Data lines.
================
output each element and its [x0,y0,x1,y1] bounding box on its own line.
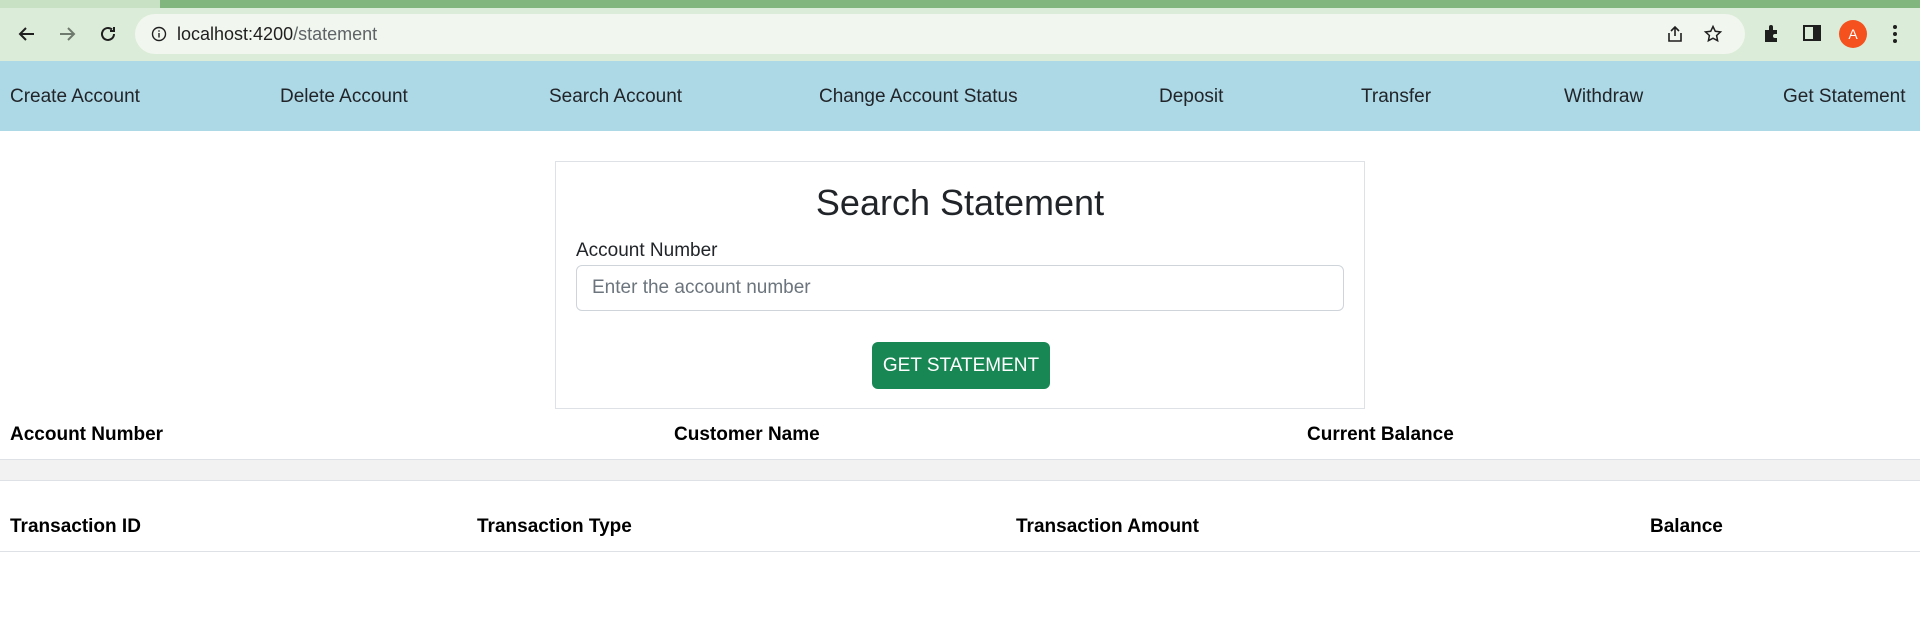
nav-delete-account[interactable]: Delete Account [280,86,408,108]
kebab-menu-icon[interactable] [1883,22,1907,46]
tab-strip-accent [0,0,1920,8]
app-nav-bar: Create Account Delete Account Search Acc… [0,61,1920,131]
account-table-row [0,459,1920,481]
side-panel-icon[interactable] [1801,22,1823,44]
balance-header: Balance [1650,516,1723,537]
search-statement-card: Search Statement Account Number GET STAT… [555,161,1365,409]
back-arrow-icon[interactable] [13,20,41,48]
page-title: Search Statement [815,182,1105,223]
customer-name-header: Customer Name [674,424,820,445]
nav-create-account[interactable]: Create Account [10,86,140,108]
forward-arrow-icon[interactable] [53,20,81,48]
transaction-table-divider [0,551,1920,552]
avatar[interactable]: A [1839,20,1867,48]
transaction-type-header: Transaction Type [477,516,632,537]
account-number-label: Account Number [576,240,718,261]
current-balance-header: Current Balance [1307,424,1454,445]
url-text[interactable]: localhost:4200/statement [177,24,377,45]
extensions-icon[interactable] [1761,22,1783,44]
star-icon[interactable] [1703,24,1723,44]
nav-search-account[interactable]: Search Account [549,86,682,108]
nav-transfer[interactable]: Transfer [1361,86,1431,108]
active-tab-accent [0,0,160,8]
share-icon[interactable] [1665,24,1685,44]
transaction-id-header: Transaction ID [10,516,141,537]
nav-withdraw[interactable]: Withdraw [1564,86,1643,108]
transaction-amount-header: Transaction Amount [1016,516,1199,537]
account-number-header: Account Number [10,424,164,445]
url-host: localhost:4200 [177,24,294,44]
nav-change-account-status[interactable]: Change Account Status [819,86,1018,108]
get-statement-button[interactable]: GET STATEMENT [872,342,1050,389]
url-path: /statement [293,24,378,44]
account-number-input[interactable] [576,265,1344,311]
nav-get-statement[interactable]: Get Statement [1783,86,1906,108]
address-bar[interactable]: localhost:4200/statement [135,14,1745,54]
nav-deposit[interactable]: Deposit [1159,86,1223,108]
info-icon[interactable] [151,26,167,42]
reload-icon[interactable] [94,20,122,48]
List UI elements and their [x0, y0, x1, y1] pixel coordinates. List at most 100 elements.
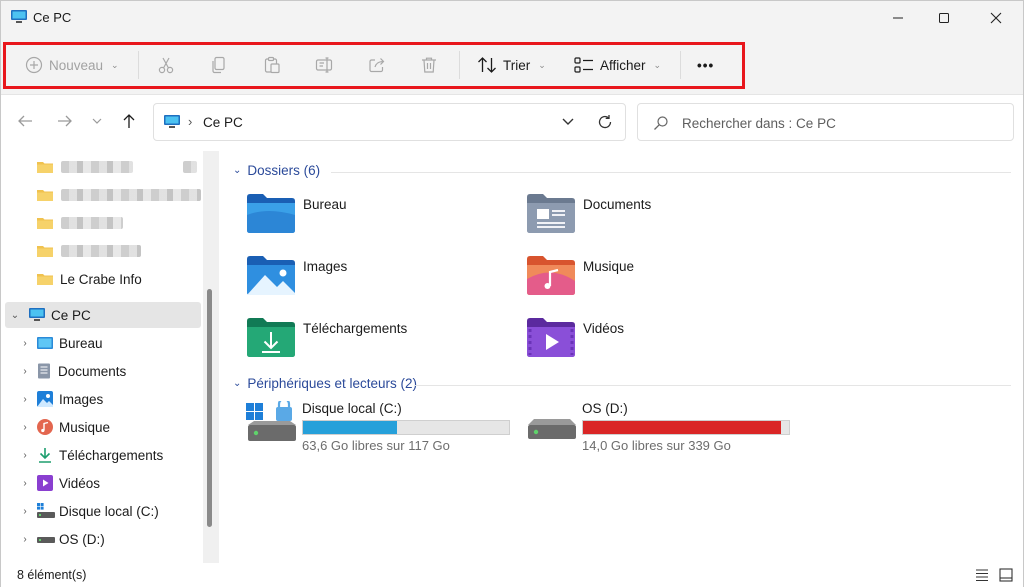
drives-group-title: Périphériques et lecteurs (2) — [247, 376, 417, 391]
================
Problem to work on. Render the items from the line with "nav-delete-account[interactable]: Delete Account" to the line with "balance-header: Balance [1650,516,1723,537]" as a Markdown table with the columns Row and Line, giving each line its row number and leaving out blank lines.

Problem solution.
| Row | Line |
|---|---|
| 1 | nav-delete-account[interactable]: Delete Account [280,86,408,108] |
| 2 | kebab-menu-icon[interactable] [1883,22,1907,46] |
| 3 | tab-strip-accent [0,0,1920,8] |
| 4 | app-nav-bar: Create Account Delete Account Search Acc… [0,61,1920,131] |
| 5 | account-table-row [0,459,1920,481] |
| 6 | side-panel-icon[interactable] [1801,22,1823,44] |
| 7 | balance-header: Balance [1650,516,1723,537] |